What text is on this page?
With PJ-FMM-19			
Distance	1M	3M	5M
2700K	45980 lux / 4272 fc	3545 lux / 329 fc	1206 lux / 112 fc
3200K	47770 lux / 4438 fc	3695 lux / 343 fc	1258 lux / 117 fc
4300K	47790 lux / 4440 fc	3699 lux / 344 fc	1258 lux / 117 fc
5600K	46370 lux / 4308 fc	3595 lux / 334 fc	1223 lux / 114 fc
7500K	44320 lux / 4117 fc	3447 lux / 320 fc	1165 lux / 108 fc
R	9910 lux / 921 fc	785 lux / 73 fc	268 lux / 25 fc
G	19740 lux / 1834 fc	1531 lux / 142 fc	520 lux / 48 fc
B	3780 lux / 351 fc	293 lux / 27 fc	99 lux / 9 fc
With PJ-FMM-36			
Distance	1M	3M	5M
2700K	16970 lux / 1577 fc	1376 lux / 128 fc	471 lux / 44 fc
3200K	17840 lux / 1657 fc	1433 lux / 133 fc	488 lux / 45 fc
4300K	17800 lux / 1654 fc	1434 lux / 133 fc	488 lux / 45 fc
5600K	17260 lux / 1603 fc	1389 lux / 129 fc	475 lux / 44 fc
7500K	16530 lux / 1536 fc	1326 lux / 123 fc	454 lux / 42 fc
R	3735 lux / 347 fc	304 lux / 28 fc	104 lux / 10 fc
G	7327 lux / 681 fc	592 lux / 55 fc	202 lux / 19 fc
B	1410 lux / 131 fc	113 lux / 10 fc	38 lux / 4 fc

▶ **Task statement**
Here, the records must be output exactly and in full.

▶ **Response to this exercise**
What text is on this page?
With PJ-FMM-19			
Distance	1M	3M	5M
2700K	45980 lux / 4272 fc	3545 lux / 329 fc	1206 lux / 112 fc
3200K	47770 lux / 4438 fc	3695 lux / 343 fc	1258 lux / 117 fc
4300K	47790 lux / 4440 fc	3699 lux / 344 fc	1258 lux / 117 fc
5600K	46370 lux / 4308 fc	3595 lux / 334 fc	1223 lux / 114 fc
7500K	44320 lux / 4117 fc	3447 lux / 320 fc	1165 lux / 108 fc
R	9910 lux / 921 fc	785 lux / 73 fc	268 lux / 25 fc
G	19740 lux / 1834 fc	1531 lux / 142 fc	520 lux / 48 fc
B	3780 lux / 351 fc	293 lux / 27 fc	99 lux / 9 fc
With PJ-FMM-36			
Distance	1M	3M	5M
2700K	16970 lux / 1577 fc	1376 lux / 128 fc	471 lux / 44 fc
3200K	17840 lux / 1657 fc	1433 lux / 133 fc	488 lux / 45 fc
4300K	17800 lux / 1654 fc	1434 lux / 133 fc	488 lux / 45 fc
5600K	17260 lux / 1603 fc	1389 lux / 129 fc	475 lux / 44 fc
7500K	16530 lux / 1536 fc	1326 lux / 123 fc	454 lux / 42 fc
R	3735 lux / 347 fc	304 lux / 28 fc	104 lux / 10 fc
G	7327 lux / 681 fc	592 lux / 55 fc	202 lux / 19 fc
B	1410 lux / 131 fc	113 lux / 10 fc	38 lux / 4 fc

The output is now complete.